-- WHAT YOU HAVE TO DO --
Scan the data beneath this task and copy each line that includes "ylabel".
--- --- ---
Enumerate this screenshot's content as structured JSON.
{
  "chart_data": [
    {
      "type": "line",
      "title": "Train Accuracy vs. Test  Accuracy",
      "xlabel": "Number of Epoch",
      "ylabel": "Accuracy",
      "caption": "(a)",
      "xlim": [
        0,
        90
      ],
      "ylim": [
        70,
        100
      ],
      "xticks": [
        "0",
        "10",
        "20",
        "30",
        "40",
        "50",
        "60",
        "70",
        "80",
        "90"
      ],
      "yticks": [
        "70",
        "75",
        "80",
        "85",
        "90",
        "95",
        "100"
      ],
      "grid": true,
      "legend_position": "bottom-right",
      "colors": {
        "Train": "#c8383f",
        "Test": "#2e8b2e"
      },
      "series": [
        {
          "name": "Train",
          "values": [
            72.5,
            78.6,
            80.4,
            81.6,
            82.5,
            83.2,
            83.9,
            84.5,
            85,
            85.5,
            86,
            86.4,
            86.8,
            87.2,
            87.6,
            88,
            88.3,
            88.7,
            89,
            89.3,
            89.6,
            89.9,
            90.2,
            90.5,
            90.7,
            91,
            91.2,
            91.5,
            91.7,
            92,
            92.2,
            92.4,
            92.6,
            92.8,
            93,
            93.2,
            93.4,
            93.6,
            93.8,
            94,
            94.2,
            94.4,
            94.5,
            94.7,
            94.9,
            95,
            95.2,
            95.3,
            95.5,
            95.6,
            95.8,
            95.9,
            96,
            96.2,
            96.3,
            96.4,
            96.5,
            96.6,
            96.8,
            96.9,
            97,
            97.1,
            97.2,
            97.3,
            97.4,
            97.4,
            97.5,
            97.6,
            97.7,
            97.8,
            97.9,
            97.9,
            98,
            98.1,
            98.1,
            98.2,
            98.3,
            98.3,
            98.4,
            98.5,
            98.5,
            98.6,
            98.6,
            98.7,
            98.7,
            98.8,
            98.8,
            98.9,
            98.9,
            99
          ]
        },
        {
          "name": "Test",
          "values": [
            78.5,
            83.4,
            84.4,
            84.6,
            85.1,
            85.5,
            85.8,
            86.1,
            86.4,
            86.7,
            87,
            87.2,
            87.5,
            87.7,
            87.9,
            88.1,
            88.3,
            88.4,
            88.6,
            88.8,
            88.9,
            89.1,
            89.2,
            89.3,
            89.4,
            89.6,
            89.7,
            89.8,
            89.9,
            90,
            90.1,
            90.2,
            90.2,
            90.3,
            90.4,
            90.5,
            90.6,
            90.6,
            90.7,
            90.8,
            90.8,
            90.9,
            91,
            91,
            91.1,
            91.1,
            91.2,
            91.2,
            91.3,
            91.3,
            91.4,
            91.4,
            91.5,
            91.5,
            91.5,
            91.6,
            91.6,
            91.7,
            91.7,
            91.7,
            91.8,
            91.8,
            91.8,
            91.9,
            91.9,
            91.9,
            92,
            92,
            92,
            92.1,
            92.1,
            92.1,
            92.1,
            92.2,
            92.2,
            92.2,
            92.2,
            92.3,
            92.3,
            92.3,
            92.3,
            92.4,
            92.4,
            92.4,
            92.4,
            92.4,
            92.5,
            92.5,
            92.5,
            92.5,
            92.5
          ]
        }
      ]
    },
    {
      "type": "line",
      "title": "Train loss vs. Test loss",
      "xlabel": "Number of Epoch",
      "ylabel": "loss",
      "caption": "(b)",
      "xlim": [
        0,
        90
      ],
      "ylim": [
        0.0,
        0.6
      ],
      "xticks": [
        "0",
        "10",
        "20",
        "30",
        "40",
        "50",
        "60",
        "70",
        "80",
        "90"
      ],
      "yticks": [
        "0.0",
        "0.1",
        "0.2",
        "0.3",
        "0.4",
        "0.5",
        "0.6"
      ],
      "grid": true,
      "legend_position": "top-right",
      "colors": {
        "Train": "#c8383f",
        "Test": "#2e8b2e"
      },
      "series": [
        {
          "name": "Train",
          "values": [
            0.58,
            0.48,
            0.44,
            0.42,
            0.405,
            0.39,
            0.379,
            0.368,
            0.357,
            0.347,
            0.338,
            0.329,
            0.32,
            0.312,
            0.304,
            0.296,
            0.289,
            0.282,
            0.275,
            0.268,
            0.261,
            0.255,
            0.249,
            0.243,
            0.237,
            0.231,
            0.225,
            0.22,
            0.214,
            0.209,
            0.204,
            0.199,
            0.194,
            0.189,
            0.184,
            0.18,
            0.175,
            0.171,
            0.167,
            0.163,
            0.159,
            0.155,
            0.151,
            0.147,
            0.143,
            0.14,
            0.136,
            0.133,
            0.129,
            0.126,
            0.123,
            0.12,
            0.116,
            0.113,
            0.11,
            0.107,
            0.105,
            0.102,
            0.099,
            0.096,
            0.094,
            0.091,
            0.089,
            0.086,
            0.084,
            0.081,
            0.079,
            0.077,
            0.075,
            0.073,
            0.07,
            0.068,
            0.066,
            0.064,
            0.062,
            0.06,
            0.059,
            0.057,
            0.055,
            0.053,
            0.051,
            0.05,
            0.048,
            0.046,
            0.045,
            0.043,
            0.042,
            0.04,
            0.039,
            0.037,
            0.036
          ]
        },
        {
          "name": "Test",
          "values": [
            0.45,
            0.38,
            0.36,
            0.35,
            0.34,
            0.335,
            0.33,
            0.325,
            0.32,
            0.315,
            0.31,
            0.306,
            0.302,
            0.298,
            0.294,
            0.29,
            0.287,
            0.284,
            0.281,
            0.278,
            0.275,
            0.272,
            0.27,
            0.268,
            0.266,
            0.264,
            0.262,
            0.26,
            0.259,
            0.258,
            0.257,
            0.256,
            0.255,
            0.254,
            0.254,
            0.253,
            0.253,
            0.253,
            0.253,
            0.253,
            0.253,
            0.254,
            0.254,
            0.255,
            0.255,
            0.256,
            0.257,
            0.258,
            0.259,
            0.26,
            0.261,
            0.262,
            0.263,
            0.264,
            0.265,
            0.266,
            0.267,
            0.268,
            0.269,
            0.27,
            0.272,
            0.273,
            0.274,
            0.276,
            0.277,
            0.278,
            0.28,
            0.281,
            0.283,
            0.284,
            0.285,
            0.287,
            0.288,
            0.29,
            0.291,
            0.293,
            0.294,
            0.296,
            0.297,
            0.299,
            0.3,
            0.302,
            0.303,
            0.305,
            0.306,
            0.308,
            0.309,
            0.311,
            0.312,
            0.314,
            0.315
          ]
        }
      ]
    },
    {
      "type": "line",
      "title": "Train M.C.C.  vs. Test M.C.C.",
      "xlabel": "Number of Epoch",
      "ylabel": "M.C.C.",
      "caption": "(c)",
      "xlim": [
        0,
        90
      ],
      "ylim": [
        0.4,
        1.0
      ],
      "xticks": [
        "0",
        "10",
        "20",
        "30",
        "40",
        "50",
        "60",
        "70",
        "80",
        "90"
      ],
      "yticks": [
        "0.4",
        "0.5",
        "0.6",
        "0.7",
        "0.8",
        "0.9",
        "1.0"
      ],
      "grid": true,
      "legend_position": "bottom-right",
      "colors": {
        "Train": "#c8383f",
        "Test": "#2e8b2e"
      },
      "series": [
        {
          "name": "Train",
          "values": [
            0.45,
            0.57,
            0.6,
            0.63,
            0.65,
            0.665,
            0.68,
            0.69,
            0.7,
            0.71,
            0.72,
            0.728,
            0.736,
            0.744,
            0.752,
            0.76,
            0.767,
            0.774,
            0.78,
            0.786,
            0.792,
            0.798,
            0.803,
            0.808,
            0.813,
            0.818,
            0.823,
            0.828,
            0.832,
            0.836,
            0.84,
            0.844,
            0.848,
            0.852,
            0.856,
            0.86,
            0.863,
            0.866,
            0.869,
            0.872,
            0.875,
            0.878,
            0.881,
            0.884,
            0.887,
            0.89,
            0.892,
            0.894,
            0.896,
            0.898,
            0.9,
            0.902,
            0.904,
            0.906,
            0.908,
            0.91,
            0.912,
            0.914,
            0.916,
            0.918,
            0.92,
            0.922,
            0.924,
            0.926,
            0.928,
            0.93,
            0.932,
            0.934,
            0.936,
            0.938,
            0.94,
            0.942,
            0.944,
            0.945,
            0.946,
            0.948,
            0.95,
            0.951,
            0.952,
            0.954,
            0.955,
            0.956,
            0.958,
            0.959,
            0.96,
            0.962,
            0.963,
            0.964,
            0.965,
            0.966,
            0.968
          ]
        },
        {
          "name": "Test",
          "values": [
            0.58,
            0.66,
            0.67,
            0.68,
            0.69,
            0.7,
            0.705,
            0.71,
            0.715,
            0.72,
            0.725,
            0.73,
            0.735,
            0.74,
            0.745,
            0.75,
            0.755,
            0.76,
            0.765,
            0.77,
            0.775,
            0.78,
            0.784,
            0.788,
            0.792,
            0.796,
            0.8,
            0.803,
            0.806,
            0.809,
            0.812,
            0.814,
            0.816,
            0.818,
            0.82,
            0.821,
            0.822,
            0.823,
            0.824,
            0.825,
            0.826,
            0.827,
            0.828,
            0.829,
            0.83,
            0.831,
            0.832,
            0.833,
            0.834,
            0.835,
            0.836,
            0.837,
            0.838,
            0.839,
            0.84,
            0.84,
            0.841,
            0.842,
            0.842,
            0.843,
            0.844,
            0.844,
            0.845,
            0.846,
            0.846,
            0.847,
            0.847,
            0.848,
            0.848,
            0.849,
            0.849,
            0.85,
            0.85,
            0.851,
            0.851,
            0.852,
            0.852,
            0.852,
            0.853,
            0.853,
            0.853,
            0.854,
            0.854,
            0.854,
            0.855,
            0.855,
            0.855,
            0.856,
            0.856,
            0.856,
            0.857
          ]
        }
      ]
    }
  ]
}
--- --- ---
-- SOLUTION TO THE PROBLEM --
      "ylabel": "Accuracy",
      "ylabel": "loss",
      "ylabel": "M.C.C.",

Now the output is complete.